• [EXERCISE GOAL]: Retype the records below exactly as they appear.
____________
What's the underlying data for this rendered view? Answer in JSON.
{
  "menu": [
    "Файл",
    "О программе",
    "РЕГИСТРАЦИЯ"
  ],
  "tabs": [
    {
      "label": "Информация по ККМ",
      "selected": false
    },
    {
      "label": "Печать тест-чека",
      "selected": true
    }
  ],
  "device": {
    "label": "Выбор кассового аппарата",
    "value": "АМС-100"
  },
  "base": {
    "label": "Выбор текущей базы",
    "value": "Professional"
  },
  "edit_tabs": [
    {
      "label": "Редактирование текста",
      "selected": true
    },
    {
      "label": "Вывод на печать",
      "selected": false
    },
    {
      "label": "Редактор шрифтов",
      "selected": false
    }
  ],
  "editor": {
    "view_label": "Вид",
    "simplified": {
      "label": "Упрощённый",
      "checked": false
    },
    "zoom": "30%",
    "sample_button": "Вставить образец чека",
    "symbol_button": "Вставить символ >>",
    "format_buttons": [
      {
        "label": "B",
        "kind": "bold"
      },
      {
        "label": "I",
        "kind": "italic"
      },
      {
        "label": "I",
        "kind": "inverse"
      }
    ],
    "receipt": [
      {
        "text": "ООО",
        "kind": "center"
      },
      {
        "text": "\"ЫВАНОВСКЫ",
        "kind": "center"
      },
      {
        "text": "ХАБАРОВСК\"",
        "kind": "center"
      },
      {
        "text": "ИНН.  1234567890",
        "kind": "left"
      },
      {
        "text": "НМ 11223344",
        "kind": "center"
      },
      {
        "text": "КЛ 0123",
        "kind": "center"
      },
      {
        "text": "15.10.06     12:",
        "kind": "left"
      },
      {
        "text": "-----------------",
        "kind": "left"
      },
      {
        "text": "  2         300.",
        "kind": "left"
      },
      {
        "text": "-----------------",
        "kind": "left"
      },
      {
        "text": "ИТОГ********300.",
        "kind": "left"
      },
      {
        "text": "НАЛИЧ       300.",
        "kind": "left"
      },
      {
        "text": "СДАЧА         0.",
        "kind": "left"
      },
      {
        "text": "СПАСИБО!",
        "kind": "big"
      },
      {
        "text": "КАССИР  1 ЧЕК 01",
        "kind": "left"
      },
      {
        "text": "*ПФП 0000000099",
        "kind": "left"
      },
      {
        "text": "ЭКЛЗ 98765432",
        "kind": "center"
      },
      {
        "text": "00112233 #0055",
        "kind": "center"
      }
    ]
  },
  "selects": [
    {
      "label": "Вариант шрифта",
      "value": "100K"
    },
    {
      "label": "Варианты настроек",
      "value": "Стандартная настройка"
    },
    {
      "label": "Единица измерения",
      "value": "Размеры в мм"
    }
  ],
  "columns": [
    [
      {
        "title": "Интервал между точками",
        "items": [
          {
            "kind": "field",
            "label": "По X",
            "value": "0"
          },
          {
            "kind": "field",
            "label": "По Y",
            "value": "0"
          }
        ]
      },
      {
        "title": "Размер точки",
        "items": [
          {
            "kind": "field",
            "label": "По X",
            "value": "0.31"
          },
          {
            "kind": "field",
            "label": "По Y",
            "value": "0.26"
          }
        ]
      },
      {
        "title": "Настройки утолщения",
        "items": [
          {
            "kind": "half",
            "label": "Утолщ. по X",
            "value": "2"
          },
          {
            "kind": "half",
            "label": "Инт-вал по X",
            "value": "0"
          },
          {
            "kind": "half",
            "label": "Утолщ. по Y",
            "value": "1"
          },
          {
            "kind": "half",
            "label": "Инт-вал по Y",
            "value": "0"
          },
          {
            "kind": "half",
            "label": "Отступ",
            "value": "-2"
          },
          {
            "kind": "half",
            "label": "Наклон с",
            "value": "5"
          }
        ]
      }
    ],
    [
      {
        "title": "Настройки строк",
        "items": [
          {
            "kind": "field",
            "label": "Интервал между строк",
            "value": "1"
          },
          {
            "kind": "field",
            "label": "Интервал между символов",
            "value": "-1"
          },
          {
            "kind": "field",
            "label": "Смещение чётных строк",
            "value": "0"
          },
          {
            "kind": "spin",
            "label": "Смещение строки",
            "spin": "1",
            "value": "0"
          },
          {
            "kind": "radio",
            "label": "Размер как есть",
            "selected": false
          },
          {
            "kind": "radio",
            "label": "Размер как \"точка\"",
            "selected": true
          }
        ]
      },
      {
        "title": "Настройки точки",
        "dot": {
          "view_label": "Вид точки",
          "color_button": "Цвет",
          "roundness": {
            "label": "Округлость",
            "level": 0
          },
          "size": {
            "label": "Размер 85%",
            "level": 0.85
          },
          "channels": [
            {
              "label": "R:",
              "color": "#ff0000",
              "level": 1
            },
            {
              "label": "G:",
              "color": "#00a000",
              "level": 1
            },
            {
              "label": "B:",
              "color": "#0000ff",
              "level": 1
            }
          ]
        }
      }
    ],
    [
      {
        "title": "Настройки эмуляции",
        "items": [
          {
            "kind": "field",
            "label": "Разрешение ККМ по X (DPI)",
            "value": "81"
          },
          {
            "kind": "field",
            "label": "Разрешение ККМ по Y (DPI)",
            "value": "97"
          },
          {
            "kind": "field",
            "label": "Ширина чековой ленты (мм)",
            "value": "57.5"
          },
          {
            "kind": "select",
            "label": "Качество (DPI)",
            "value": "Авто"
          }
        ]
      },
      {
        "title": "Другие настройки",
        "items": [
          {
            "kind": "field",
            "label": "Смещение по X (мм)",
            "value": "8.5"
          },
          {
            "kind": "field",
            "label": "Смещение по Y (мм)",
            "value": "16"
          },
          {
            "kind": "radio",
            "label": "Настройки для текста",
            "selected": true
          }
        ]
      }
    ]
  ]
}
____________
• [REPLY]:
What's the underlying data for this rendered view? Answer in JSON.
{
  "menu": [
    "Файл",
    "О программе",
    "РЕГИСТРАЦИЯ"
  ],
  "tabs": [
    {
      "label": "Информация по ККМ",
      "selected": false
    },
    {
      "label": "Печать тест-чека",
      "selected": true
    }
  ],
  "device": {
    "label": "Выбор кассового аппарата",
    "value": "АМС-100"
  },
  "base": {
    "label": "Выбор текущей базы",
    "value": "Professional"
  },
  "edit_tabs": [
    {
      "label": "Редактирование текста",
      "selected": true
    },
    {
      "label": "Вывод на печать",
      "selected": false
    },
    {
      "label": "Редактор шрифтов",
      "selected": false
    }
  ],
  "editor": {
    "view_label": "Вид",
    "simplified": {
      "label": "Упрощённый",
      "checked": false
    },
    "zoom": "30%",
    "sample_button": "Вставить образец чека",
    "symbol_button": "Вставить символ >>",
    "format_buttons": [
      {
        "label": "B",
        "kind": "bold"
      },
      {
        "label": "I",
        "kind": "italic"
      },
      {
        "label": "I",
        "kind": "inverse"
      }
    ],
    "receipt": [
      {
        "text": "ООО",
        "kind": "center"
      },
      {
        "text": "\"ЫВАНОВСКЫ",
        "kind": "center"
      },
      {
        "text": "ХАБАРОВСК\"",
        "kind": "center"
      },
      {
        "text": "ИНН.  1234567890",
        "kind": "left"
      },
      {
        "text": "НМ 11223344",
        "kind": "center"
      },
      {
        "text": "КЛ 0123",
        "kind": "center"
      },
      {
        "text": "15.10.06     12:",
        "kind": "left"
      },
      {
        "text": "-----------------",
        "kind": "left"
      },
      {
        "text": "  2         300.",
        "kind": "left"
      },
      {
        "text": "-----------------",
        "kind": "left"
      },
      {
        "text": "ИТОГ********300.",
        "kind": "left"
      },
      {
        "text": "НАЛИЧ       300.",
        "kind": "left"
      },
      {
        "text": "СДАЧА         0.",
        "kind": "left"
      },
      {
        "text": "СПАСИБО!",
        "kind": "big"
      },
      {
        "text": "КАССИР  1 ЧЕК 01",
        "kind": "left"
      },
      {
        "text": "*ПФП 0000000099",
        "kind": "left"
      },
      {
        "text": "ЭКЛЗ 98765432",
        "kind": "center"
      },
      {
        "text": "00112233 #0055",
        "kind": "center"
      }
    ]
  },
  "selects": [
    {
      "label": "Вариант шрифта",
      "value": "100K"
    },
    {
      "label": "Варианты настроек",
      "value": "Стандартная настройка"
    },
    {
      "label": "Единица измерения",
      "value": "Размеры в мм"
    }
  ],
  "columns": [
    [
      {
        "title": "Интервал между точками",
        "items": [
          {
            "kind": "field",
            "label": "По X",
            "value": "0"
          },
          {
            "kind": "field",
            "label": "По Y",
            "value": "0"
          }
        ]
      },
      {
        "title": "Размер точки",
        "items": [
          {
            "kind": "field",
            "label": "По X",
            "value": "0.31"
          },
          {
            "kind": "field",
            "label": "По Y",
            "value": "0.26"
          }
        ]
      },
      {
        "title": "Настройки утолщения",
        "items": [
          {
            "kind": "half",
            "label": "Утолщ. по X",
            "value": "2"
          },
          {
            "kind": "half",
            "label": "Инт-вал по X",
            "value": "0"
          },
          {
            "kind": "half",
            "label": "Утолщ. по Y",
            "value": "1"
          },
          {
            "kind": "half",
            "label": "Инт-вал по Y",
            "value": "0"
          },
          {
            "kind": "half",
            "label": "Отступ",
            "value": "-2"
          },
          {
            "kind": "half",
            "label": "Наклон с",
            "value": "5"
          }
        ]
      }
    ],
    [
      {
        "title": "Настройки строк",
        "items": [
          {
            "kind": "field",
            "label": "Интервал между строк",
            "value": "1"
          },
          {
            "kind": "field",
            "label": "Интервал между символов",
            "value": "-1"
          },
          {
            "kind": "field",
            "label": "Смещение чётных строк",
            "value": "0"
          },
          {
            "kind": "spin",
            "label": "Смещение строки",
            "spin": "1",
            "value": "0"
          },
          {
            "kind": "radio",
            "label": "Размер как есть",
            "selected": false
          },
          {
            "kind": "radio",
            "label": "Размер как \"точка\"",
            "selected": true
          }
        ]
      },
      {
        "title": "Настройки точки",
        "dot": {
          "view_label": "Вид точки",
          "color_button": "Цвет",
          "roundness": {
            "label": "Округлость",
            "level": 0
          },
          "size": {
            "label": "Размер 85%",
            "level": 0.85
          },
          "channels": [
            {
              "label": "R:",
              "color": "#ff0000",
              "level": 1
            },
            {
              "label": "G:",
              "color": "#00a000",
              "level": 1
            },
            {
              "label": "B:",
              "color": "#0000ff",
              "level": 1
            }
          ]
        }
      }
    ],
    [
      {
        "title": "Настройки эмуляции",
        "items": [
          {
            "kind": "field",
            "label": "Разрешение ККМ по X (DPI)",
            "value": "81"
          },
          {
            "kind": "field",
            "label": "Разрешение ККМ по Y (DPI)",
            "value": "97"
          },
          {
            "kind": "field",
            "label": "Ширина чековой ленты (мм)",
            "value": "57.5"
          },
          {
            "kind": "select",
            "label": "Качество (DPI)",
            "value": "Авто"
          }
        ]
      },
      {
        "title": "Другие настройки",
        "items": [
          {
            "kind": "field",
            "label": "Смещение по X (мм)",
            "value": "8.5"
          },
          {
            "kind": "field",
            "label": "Смещение по Y (мм)",
            "value": "16"
          },
          {
            "kind": "radio",
            "label": "Настройки для текста",
            "selected": true
          }
        ]
      }
    ]
  ]
}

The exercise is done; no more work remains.